Start Data rows
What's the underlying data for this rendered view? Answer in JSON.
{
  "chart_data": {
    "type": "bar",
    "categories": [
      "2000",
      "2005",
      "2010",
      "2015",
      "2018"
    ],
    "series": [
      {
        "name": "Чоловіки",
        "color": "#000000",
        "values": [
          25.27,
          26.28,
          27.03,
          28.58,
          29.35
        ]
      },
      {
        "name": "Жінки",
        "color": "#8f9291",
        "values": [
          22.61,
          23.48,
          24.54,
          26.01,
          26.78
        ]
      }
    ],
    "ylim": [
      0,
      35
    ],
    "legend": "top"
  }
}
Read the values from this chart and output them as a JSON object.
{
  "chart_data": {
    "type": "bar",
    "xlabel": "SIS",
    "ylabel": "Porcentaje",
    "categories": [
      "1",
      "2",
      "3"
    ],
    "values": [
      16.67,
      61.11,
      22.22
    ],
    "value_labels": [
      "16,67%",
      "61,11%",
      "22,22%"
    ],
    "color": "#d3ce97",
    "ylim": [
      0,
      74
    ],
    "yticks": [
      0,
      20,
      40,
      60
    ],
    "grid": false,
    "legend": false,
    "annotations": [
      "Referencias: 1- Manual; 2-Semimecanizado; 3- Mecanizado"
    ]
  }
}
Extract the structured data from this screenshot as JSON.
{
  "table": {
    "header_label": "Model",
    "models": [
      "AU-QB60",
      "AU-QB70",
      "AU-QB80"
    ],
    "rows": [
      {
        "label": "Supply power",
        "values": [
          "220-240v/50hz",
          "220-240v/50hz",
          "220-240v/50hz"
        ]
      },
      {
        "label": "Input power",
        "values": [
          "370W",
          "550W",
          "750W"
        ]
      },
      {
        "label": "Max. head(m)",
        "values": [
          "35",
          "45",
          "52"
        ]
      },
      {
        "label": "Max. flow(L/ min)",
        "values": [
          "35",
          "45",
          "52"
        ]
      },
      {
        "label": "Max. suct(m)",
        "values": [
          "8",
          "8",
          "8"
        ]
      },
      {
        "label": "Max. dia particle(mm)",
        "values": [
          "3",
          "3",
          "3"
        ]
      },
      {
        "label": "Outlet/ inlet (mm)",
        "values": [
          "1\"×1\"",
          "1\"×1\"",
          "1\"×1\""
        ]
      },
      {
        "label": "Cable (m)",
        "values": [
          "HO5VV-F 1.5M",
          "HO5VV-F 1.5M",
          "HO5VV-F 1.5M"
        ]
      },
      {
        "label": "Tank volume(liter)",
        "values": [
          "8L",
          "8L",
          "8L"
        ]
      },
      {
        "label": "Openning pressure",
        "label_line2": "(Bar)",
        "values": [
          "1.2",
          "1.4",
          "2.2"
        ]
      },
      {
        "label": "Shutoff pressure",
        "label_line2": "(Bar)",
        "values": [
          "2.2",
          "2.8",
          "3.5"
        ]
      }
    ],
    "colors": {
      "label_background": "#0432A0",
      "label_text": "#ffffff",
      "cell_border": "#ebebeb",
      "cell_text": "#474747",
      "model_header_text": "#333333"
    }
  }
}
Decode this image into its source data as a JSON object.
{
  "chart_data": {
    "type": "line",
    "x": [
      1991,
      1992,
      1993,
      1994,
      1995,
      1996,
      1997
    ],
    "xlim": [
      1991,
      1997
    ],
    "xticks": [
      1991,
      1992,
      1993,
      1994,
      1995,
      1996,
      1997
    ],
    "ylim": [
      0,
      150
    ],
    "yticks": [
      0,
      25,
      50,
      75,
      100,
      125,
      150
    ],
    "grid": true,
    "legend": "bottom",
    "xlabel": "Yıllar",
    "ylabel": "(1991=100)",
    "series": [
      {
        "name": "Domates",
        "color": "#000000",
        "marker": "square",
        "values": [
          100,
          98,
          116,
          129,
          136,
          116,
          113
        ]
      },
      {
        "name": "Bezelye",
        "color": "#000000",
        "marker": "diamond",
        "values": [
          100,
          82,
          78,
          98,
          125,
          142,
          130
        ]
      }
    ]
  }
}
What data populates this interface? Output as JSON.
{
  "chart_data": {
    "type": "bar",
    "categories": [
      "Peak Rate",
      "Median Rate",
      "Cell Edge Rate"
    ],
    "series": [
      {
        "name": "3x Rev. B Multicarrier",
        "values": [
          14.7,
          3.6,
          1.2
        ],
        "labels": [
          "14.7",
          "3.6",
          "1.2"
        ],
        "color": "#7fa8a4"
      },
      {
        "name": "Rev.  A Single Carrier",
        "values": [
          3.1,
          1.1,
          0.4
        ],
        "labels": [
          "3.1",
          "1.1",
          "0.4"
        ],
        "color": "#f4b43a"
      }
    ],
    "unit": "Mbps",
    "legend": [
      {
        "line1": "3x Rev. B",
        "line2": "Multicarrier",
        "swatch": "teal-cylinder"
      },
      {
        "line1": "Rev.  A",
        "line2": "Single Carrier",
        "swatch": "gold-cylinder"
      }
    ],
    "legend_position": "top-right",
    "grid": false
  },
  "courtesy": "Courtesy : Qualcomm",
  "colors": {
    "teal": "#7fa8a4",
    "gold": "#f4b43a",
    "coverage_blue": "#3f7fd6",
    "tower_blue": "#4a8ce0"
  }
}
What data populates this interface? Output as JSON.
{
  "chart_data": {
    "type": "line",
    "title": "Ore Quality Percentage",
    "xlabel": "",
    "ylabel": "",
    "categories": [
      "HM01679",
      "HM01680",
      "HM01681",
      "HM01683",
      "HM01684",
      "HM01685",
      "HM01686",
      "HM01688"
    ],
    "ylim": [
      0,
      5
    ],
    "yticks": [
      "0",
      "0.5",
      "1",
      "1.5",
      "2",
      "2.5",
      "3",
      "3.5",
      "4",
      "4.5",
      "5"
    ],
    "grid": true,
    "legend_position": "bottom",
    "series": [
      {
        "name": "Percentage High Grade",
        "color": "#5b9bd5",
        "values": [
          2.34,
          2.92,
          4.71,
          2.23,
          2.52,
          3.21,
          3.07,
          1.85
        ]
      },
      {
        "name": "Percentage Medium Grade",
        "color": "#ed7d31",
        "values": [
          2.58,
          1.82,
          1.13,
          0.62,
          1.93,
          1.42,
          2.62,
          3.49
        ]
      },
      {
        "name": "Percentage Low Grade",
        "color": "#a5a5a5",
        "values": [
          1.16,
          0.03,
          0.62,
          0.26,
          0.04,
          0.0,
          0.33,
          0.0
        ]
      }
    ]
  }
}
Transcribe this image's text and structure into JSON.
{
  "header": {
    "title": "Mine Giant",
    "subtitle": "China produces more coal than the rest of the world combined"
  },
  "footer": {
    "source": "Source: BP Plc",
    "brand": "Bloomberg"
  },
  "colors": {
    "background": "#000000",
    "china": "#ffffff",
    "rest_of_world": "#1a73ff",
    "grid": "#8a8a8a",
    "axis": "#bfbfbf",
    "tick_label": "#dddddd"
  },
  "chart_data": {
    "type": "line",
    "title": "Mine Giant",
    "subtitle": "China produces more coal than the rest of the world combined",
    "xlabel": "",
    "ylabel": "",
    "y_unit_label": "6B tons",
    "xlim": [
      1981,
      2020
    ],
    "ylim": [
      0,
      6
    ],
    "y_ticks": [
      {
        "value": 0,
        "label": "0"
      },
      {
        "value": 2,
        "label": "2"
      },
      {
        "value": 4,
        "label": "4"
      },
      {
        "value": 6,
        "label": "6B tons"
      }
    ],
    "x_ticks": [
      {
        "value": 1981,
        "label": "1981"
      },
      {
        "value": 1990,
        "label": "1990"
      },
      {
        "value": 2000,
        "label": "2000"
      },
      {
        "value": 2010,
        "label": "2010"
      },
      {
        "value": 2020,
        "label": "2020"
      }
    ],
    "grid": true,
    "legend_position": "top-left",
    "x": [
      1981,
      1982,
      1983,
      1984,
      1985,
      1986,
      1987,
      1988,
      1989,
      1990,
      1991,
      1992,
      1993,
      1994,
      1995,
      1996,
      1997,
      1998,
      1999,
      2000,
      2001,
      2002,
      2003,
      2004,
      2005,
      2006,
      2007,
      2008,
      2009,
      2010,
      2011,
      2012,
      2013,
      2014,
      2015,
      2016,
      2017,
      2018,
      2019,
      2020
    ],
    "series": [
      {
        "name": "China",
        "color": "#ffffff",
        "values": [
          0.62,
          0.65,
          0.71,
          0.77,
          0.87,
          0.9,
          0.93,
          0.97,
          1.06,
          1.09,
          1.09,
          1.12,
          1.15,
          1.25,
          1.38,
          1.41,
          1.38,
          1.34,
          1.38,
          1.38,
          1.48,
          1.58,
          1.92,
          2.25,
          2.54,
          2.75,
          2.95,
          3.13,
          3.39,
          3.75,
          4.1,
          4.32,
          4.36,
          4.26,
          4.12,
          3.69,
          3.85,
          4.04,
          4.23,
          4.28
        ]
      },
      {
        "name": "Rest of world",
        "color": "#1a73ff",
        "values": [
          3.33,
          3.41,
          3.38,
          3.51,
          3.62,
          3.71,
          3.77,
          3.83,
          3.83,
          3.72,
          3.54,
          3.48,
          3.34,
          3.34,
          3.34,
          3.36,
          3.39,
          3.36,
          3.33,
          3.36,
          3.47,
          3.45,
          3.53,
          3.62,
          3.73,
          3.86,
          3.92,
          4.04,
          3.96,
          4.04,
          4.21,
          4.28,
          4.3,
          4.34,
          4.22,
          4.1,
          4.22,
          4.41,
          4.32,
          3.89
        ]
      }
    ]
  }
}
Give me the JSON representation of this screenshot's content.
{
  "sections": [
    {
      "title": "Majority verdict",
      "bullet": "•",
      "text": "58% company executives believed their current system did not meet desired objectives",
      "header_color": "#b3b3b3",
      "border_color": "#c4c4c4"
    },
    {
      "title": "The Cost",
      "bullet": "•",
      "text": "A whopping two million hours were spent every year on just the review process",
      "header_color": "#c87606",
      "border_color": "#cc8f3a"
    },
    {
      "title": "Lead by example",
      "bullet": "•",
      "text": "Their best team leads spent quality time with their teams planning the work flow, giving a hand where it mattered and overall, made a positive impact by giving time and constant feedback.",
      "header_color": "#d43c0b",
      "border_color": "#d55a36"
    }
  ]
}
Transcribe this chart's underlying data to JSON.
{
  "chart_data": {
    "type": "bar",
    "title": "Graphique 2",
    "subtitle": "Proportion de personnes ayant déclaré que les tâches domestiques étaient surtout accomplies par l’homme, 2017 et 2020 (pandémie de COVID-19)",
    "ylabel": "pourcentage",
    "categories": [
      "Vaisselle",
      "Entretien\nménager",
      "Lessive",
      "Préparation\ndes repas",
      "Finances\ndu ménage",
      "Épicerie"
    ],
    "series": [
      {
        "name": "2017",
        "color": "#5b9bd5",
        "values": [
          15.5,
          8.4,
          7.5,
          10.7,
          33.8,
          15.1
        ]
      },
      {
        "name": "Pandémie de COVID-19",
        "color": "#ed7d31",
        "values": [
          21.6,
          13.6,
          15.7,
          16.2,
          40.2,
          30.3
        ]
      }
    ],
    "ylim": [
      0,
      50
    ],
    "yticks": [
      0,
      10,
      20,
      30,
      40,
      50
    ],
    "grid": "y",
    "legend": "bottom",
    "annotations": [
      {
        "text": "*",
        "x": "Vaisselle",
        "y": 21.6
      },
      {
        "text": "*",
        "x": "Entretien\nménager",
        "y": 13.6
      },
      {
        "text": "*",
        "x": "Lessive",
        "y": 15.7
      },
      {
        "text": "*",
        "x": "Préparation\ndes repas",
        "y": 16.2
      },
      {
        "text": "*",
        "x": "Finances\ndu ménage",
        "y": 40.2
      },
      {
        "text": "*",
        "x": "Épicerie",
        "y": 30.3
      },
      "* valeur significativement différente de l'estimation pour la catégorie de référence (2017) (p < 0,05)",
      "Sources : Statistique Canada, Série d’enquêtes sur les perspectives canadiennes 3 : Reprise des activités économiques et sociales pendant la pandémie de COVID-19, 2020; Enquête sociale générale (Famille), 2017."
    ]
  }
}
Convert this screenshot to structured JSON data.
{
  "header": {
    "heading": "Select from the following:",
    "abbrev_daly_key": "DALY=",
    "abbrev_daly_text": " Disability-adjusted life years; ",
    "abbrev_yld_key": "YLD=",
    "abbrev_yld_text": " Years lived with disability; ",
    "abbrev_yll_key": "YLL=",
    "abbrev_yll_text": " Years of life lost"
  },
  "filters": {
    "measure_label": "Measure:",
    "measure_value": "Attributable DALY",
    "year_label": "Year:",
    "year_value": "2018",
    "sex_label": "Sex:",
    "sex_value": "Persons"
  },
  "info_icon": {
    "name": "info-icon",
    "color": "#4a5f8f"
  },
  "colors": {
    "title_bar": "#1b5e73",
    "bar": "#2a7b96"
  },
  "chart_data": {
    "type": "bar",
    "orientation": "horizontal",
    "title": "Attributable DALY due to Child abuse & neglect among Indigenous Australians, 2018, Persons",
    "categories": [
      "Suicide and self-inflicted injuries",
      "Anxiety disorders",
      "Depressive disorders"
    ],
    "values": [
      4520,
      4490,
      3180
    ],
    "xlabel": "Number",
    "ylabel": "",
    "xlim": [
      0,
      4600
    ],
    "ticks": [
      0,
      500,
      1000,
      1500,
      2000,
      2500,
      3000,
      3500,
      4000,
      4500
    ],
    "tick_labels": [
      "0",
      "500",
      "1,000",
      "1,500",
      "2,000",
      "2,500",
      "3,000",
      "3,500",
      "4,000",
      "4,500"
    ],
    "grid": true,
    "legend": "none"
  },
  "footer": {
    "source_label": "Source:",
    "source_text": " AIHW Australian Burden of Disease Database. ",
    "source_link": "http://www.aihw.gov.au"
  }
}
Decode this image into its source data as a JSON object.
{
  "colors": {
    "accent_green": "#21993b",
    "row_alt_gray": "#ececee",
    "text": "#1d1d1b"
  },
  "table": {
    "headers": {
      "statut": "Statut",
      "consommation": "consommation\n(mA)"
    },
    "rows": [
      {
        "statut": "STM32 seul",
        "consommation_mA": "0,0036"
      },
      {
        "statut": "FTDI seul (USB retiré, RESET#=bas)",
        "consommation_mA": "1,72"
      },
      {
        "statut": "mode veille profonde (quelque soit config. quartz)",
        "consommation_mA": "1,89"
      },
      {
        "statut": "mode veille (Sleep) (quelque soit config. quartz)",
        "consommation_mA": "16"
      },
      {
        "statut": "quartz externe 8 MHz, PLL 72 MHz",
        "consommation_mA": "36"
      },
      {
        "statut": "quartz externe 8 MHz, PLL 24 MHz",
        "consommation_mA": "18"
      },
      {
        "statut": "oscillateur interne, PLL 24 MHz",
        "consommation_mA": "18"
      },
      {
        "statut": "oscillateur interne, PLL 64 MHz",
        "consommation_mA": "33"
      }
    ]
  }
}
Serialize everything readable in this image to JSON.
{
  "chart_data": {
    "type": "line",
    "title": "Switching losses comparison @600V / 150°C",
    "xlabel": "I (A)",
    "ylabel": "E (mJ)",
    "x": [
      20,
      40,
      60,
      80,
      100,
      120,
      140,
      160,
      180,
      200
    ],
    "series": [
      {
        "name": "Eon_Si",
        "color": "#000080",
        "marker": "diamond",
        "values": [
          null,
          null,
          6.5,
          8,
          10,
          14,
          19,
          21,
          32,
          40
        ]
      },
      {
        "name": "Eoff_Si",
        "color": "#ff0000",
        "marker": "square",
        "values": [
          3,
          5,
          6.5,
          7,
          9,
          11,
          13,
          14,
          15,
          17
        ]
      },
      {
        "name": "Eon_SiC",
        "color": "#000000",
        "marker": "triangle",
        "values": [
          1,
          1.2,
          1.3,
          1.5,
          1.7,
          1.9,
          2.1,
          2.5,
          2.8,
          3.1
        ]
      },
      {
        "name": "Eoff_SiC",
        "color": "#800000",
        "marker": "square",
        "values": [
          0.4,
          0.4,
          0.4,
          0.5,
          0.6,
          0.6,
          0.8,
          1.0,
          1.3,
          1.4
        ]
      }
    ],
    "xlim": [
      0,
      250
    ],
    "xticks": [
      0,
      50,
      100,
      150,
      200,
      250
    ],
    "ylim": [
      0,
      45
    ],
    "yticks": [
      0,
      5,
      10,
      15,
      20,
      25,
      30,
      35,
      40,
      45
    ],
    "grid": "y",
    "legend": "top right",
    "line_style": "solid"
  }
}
End Data rows
#### The task
Check each line of the records for "externe" and copy the ones that contain it.

#### Written response
        "statut": "quartz externe 8 MHz, PLL 72 MHz",
        "statut": "quartz externe 8 MHz, PLL 24 MHz",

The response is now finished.